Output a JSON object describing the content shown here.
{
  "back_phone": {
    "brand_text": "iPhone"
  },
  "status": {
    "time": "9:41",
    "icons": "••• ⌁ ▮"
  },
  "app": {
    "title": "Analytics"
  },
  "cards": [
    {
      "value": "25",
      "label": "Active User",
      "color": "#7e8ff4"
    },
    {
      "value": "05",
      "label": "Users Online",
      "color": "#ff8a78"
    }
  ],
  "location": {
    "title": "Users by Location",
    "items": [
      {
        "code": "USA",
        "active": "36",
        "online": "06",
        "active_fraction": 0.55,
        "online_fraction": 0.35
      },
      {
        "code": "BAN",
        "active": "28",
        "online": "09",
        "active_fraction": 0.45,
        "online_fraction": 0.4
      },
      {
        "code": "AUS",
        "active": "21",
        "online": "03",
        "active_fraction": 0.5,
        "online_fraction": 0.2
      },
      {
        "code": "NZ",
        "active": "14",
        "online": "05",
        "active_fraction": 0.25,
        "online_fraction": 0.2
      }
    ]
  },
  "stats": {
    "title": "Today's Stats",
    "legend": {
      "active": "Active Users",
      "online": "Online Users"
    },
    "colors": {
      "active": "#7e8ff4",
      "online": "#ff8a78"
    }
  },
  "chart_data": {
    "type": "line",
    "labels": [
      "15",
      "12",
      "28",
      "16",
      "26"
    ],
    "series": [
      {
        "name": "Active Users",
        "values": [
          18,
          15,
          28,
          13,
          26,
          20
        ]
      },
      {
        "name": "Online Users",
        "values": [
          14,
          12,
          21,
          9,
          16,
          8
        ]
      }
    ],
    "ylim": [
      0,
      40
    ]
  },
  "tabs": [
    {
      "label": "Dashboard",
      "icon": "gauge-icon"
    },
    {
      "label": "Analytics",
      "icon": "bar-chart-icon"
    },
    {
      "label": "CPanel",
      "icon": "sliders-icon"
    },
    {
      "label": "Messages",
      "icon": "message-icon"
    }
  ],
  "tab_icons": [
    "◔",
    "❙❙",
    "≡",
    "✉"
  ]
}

* * *

_Given task_. Retype the records above exactly.

_Problem solution_.
Output a JSON object describing the content shown here.
{
  "back_phone": {
    "brand_text": "iPhone"
  },
  "status": {
    "time": "9:41",
    "icons": "••• ⌁ ▮"
  },
  "app": {
    "title": "Analytics"
  },
  "cards": [
    {
      "value": "25",
      "label": "Active User",
      "color": "#7e8ff4"
    },
    {
      "value": "05",
      "label": "Users Online",
      "color": "#ff8a78"
    }
  ],
  "location": {
    "title": "Users by Location",
    "items": [
      {
        "code": "USA",
        "active": "36",
        "online": "06",
        "active_fraction": 0.55,
        "online_fraction": 0.35
      },
      {
        "code": "BAN",
        "active": "28",
        "online": "09",
        "active_fraction": 0.45,
        "online_fraction": 0.4
      },
      {
        "code": "AUS",
        "active": "21",
        "online": "03",
        "active_fraction": 0.5,
        "online_fraction": 0.2
      },
      {
        "code": "NZ",
        "active": "14",
        "online": "05",
        "active_fraction": 0.25,
        "online_fraction": 0.2
      }
    ]
  },
  "stats": {
    "title": "Today's Stats",
    "legend": {
      "active": "Active Users",
      "online": "Online Users"
    },
    "colors": {
      "active": "#7e8ff4",
      "online": "#ff8a78"
    }
  },
  "chart_data": {
    "type": "line",
    "labels": [
      "15",
      "12",
      "28",
      "16",
      "26"
    ],
    "series": [
      {
        "name": "Active Users",
        "values": [
          18,
          15,
          28,
          13,
          26,
          20
        ]
      },
      {
        "name": "Online Users",
        "values": [
          14,
          12,
          21,
          9,
          16,
          8
        ]
      }
    ],
    "ylim": [
      0,
      40
    ]
  },
  "tabs": [
    {
      "label": "Dashboard",
      "icon": "gauge-icon"
    },
    {
      "label": "Analytics",
      "icon": "bar-chart-icon"
    },
    {
      "label": "CPanel",
      "icon": "sliders-icon"
    },
    {
      "label": "Messages",
      "icon": "message-icon"
    }
  ],
  "tab_icons": [
    "◔",
    "❙❙",
    "≡",
    "✉"
  ]
}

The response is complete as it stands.